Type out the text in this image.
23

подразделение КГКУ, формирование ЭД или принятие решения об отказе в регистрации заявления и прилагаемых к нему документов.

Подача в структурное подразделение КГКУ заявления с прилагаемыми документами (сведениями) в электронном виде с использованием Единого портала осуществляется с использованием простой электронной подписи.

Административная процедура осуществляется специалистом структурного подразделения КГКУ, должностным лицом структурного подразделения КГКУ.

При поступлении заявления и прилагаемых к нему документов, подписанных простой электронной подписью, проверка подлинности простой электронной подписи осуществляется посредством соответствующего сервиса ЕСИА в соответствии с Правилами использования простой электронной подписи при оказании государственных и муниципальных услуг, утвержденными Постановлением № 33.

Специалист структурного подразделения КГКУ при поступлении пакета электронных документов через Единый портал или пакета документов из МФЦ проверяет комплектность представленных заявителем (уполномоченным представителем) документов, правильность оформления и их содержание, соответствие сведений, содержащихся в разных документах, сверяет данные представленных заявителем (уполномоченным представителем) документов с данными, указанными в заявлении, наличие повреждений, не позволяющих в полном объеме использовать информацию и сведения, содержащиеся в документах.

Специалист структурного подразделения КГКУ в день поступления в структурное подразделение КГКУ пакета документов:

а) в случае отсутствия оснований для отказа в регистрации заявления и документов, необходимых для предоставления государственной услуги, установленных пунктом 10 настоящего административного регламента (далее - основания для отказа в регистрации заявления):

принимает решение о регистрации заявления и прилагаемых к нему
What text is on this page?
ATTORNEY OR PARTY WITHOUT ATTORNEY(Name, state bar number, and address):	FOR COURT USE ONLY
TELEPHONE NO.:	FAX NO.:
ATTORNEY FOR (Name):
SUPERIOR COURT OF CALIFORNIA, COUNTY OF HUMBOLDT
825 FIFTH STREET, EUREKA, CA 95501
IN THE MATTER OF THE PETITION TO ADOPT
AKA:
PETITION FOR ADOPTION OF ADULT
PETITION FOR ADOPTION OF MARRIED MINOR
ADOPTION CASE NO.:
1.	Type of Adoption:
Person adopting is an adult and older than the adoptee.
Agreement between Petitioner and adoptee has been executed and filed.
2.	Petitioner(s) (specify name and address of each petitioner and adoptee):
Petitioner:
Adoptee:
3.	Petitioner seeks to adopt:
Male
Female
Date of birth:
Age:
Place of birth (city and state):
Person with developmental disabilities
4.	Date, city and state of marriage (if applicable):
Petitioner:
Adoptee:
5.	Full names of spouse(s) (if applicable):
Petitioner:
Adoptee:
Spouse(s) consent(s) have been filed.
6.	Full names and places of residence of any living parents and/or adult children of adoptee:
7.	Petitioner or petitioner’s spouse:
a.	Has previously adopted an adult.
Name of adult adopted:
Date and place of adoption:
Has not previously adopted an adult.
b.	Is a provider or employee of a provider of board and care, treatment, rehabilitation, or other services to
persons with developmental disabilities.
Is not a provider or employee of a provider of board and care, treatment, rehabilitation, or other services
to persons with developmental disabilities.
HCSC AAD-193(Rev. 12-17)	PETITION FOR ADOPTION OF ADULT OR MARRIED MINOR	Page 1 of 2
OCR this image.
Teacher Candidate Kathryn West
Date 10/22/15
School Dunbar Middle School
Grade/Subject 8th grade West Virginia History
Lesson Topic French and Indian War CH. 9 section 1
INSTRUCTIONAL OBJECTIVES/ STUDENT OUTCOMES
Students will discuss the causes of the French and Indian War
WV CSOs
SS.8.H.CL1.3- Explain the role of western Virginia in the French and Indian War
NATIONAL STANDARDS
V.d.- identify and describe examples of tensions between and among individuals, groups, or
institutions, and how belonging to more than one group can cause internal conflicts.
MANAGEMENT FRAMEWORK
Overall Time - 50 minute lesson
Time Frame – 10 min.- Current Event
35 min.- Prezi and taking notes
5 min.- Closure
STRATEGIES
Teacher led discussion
·····
Check every line for "структурное" and show the ones that have it.

Task result:
Подача в структурное подразделение КГКУ заявления с прилагаемыми документами (сведениями) в электронном виде с использованием Единого портала осуществляется с использованием простой электронной подписи.
Специалист структурного подразделения КГКУ в день поступления в структурное подразделение КГКУ пакета документов:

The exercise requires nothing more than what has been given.